## TASK DETAILS
In the entries below, find every line with "this" and copy it.

## AVAILABLE RECORDS
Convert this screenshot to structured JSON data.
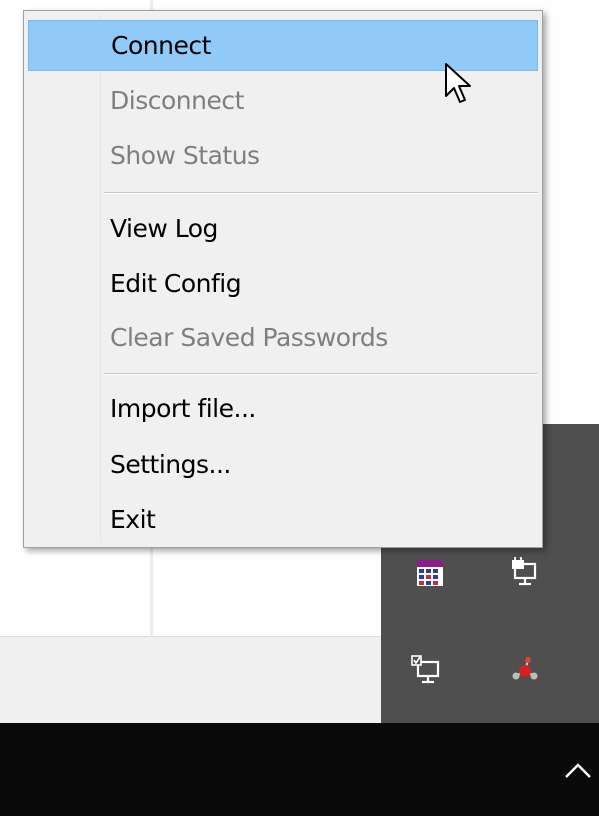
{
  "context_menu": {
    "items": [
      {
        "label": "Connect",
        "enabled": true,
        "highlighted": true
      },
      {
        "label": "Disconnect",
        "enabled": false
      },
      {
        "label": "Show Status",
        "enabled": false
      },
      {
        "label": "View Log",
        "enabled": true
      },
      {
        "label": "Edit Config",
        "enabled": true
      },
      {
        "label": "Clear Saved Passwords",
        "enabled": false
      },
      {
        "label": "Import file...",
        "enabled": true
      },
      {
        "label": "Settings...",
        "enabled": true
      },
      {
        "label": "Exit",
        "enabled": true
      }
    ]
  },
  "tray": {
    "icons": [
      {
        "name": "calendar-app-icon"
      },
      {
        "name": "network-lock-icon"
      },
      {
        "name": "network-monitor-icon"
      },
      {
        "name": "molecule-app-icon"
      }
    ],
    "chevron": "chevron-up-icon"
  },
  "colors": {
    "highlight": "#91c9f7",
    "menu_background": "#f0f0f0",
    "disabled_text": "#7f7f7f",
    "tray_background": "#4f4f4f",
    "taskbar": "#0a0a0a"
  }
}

--

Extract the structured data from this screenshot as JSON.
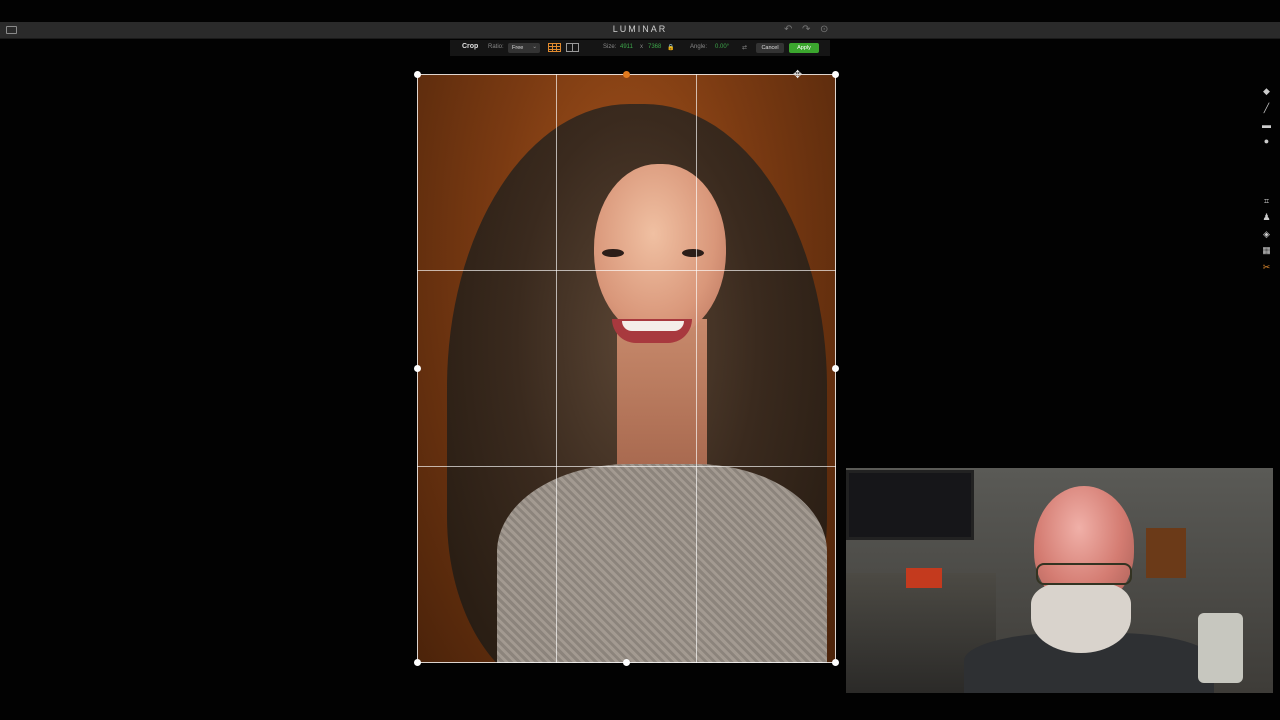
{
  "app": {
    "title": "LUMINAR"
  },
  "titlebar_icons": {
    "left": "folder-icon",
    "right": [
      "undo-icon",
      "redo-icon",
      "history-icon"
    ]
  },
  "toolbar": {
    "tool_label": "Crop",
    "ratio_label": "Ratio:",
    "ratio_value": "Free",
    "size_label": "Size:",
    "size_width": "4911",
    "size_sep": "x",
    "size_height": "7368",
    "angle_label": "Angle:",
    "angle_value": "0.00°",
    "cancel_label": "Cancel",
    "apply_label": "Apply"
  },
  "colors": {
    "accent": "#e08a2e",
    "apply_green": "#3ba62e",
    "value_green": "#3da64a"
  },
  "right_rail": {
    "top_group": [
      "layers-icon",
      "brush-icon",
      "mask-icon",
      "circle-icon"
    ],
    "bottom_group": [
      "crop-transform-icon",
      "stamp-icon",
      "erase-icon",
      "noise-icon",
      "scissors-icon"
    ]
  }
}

## RESPONSE TO THE EXERCISE
Convert this screenshot to structured JSON data.
Extract the structured data from this screenshot as JSON.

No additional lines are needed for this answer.